The problem ▸
From the records below, copy every line that contains the word "CMakeLists".

(Dataset records)
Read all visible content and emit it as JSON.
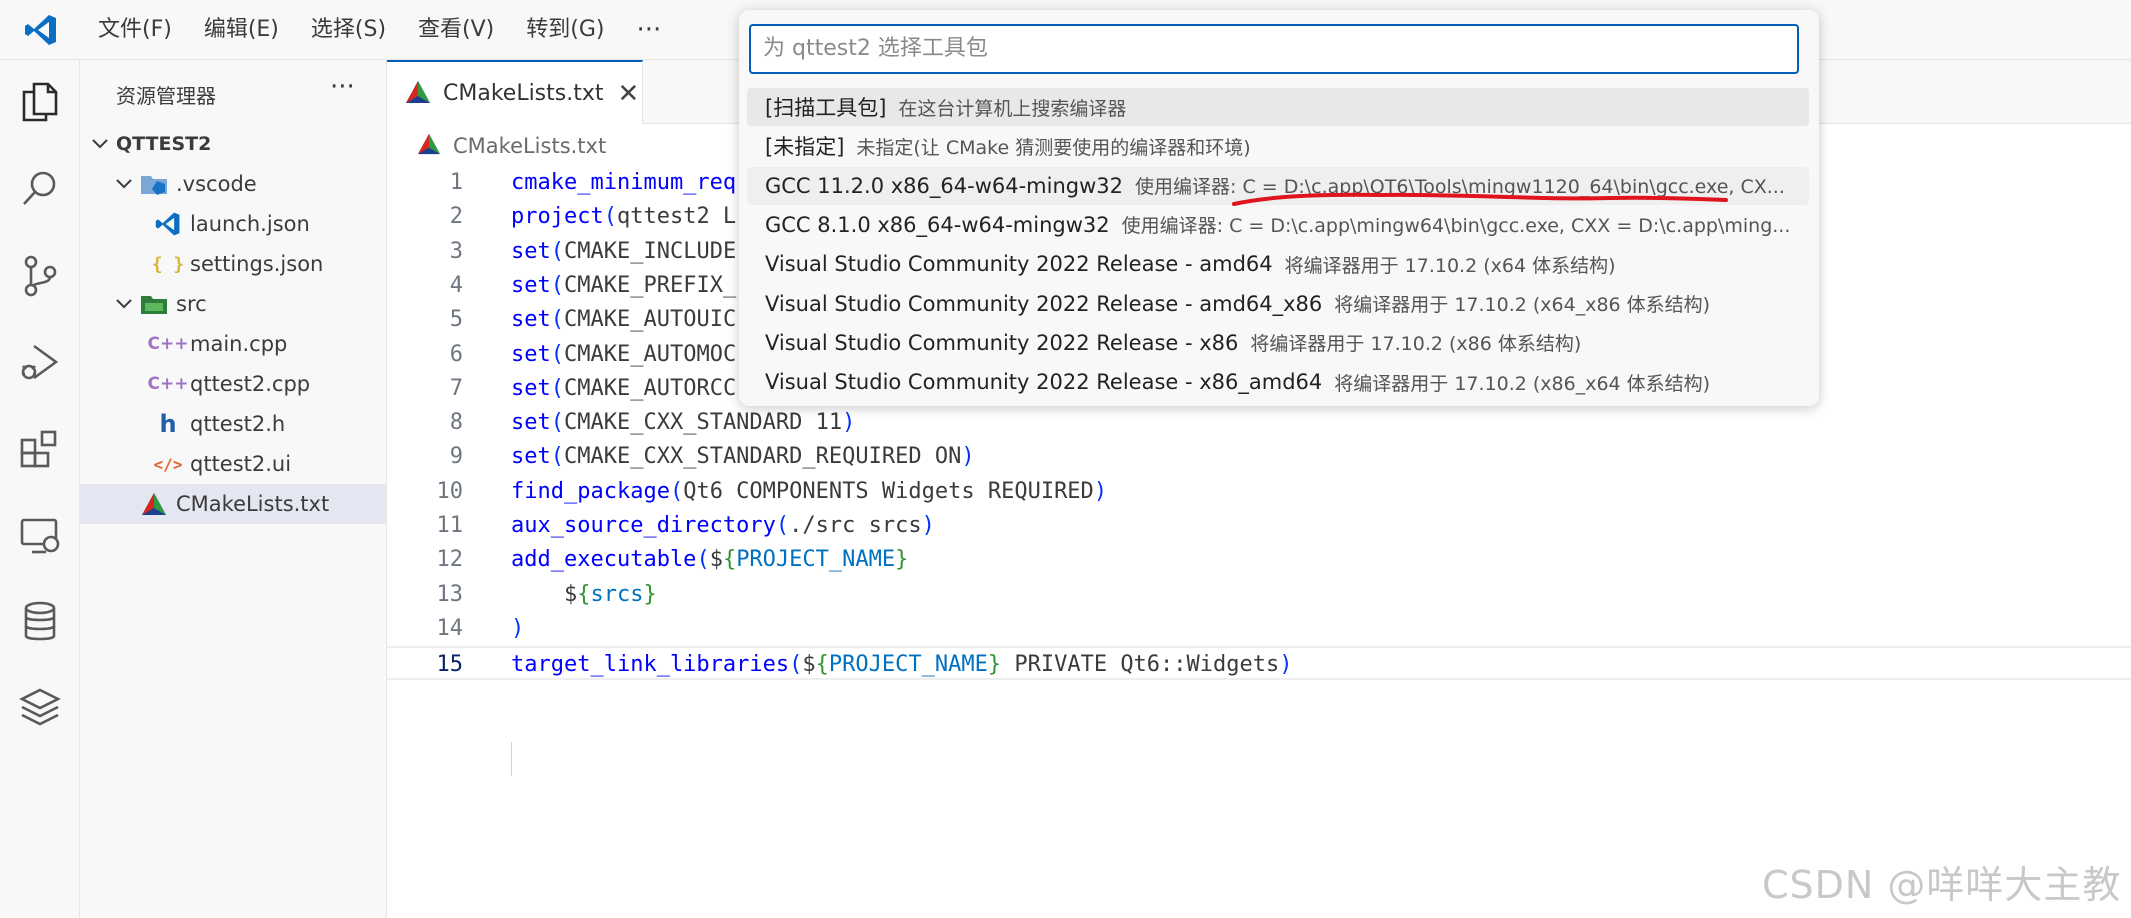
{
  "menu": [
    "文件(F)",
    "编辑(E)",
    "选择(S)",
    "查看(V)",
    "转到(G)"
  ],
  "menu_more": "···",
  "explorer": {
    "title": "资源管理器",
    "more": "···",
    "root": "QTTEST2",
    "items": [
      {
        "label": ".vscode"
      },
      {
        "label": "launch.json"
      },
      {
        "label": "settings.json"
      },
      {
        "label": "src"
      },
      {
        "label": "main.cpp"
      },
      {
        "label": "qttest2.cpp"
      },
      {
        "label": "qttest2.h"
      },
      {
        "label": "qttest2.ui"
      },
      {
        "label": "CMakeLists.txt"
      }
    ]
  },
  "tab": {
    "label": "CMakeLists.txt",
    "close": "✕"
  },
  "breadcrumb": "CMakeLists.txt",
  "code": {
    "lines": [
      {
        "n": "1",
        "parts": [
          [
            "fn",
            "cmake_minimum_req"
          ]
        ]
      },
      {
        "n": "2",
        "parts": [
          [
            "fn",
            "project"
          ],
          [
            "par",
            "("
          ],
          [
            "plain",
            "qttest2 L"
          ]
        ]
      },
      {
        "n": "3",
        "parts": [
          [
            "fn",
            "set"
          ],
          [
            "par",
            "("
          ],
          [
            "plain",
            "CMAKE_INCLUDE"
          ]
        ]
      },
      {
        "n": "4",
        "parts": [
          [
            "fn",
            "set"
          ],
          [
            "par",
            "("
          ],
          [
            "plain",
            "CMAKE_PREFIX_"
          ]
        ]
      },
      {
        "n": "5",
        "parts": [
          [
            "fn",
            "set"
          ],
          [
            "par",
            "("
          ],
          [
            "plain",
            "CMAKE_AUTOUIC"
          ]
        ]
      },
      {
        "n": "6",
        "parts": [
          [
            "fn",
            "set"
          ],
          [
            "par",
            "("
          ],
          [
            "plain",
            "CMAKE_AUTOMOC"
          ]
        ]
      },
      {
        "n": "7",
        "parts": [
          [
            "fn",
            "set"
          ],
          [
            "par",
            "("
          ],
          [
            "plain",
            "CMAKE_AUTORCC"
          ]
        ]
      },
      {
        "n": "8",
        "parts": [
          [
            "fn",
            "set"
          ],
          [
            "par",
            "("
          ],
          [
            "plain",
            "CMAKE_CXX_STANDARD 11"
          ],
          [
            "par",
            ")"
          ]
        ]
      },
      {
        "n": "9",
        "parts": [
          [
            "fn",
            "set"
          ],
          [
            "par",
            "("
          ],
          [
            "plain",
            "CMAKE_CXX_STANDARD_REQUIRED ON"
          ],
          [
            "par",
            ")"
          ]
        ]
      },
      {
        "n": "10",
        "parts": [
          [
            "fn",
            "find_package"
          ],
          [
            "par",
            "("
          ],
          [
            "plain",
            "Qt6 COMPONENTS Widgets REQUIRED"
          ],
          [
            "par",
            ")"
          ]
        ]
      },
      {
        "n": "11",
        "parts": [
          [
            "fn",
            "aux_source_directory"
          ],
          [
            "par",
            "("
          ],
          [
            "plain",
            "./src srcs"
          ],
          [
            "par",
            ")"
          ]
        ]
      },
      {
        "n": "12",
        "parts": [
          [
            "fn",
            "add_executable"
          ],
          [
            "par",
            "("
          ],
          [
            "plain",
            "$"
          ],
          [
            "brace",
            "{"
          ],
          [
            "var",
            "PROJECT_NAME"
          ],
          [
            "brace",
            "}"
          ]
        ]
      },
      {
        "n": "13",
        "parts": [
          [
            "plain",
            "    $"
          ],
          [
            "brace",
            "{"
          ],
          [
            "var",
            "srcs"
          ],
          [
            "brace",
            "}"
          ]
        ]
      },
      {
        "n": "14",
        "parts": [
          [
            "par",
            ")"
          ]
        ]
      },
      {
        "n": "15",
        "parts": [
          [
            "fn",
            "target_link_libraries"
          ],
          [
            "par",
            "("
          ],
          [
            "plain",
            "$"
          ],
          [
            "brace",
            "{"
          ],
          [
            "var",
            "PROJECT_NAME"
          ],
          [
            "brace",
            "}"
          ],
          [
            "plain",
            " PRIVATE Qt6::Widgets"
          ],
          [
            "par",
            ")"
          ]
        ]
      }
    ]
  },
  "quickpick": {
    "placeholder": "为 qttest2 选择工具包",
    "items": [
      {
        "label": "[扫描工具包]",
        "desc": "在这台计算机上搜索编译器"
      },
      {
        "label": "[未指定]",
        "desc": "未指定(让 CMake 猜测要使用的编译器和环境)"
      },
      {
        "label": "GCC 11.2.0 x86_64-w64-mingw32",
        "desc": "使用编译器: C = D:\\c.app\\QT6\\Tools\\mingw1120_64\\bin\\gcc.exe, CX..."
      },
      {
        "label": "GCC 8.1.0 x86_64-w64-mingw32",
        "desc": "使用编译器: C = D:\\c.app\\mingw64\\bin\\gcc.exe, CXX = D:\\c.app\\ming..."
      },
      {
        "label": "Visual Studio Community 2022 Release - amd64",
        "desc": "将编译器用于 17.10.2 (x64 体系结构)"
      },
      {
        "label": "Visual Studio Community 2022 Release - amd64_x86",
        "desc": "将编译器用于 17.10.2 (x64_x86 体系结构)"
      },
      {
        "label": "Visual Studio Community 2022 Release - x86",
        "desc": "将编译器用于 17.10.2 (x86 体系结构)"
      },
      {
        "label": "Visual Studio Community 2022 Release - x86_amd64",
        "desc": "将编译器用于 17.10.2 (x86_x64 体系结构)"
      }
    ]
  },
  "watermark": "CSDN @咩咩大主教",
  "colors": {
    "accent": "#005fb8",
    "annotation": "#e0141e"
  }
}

Answer to the exercise ▸
        "label": "CMakeLists.txt"
    "label": "CMakeLists.txt",
  "breadcrumb": "CMakeLists.txt",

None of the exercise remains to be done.